STORED ROWS
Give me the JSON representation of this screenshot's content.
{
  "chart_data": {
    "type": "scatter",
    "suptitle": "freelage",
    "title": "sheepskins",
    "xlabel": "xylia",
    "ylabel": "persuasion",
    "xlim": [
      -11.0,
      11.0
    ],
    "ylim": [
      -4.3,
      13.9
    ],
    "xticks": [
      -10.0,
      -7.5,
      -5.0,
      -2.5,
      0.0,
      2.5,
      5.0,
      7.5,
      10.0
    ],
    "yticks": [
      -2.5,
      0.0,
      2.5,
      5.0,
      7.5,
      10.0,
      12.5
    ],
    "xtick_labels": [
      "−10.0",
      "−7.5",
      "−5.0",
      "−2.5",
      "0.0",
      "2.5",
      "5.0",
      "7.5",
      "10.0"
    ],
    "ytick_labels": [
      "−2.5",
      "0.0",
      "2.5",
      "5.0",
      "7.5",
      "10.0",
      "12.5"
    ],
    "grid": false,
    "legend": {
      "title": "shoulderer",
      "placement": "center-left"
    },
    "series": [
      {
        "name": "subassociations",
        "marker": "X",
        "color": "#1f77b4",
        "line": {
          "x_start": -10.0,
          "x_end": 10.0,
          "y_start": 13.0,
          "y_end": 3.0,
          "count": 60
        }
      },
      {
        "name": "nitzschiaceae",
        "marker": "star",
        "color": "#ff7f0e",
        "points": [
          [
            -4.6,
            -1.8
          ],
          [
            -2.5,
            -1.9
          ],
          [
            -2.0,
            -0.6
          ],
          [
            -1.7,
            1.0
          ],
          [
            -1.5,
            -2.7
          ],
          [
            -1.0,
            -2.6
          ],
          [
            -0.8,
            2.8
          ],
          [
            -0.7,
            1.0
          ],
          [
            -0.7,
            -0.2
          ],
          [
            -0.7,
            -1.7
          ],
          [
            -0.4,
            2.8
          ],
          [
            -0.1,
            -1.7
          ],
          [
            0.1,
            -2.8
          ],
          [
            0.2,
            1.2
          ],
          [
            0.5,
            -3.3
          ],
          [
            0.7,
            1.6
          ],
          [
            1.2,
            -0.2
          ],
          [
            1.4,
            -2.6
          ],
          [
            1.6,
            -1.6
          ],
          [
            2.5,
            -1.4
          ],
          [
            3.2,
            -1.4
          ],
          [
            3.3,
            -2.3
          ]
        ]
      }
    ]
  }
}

STATED GOAL
The whole listing above needs to be written out again exactly.

EXERCISE RESPONSE
Give me the JSON representation of this screenshot's content.
{
  "chart_data": {
    "type": "scatter",
    "suptitle": "freelage",
    "title": "sheepskins",
    "xlabel": "xylia",
    "ylabel": "persuasion",
    "xlim": [
      -11.0,
      11.0
    ],
    "ylim": [
      -4.3,
      13.9
    ],
    "xticks": [
      -10.0,
      -7.5,
      -5.0,
      -2.5,
      0.0,
      2.5,
      5.0,
      7.5,
      10.0
    ],
    "yticks": [
      -2.5,
      0.0,
      2.5,
      5.0,
      7.5,
      10.0,
      12.5
    ],
    "xtick_labels": [
      "−10.0",
      "−7.5",
      "−5.0",
      "−2.5",
      "0.0",
      "2.5",
      "5.0",
      "7.5",
      "10.0"
    ],
    "ytick_labels": [
      "−2.5",
      "0.0",
      "2.5",
      "5.0",
      "7.5",
      "10.0",
      "12.5"
    ],
    "grid": false,
    "legend": {
      "title": "shoulderer",
      "placement": "center-left"
    },
    "series": [
      {
        "name": "subassociations",
        "marker": "X",
        "color": "#1f77b4",
        "line": {
          "x_start": -10.0,
          "x_end": 10.0,
          "y_start": 13.0,
          "y_end": 3.0,
          "count": 60
        }
      },
      {
        "name": "nitzschiaceae",
        "marker": "star",
        "color": "#ff7f0e",
        "points": [
          [
            -4.6,
            -1.8
          ],
          [
            -2.5,
            -1.9
          ],
          [
            -2.0,
            -0.6
          ],
          [
            -1.7,
            1.0
          ],
          [
            -1.5,
            -2.7
          ],
          [
            -1.0,
            -2.6
          ],
          [
            -0.8,
            2.8
          ],
          [
            -0.7,
            1.0
          ],
          [
            -0.7,
            -0.2
          ],
          [
            -0.7,
            -1.7
          ],
          [
            -0.4,
            2.8
          ],
          [
            -0.1,
            -1.7
          ],
          [
            0.1,
            -2.8
          ],
          [
            0.2,
            1.2
          ],
          [
            0.5,
            -3.3
          ],
          [
            0.7,
            1.6
          ],
          [
            1.2,
            -0.2
          ],
          [
            1.4,
            -2.6
          ],
          [
            1.6,
            -1.6
          ],
          [
            2.5,
            -1.4
          ],
          [
            3.2,
            -1.4
          ],
          [
            3.3,
            -2.3
          ]
        ]
      }
    ]
  }
}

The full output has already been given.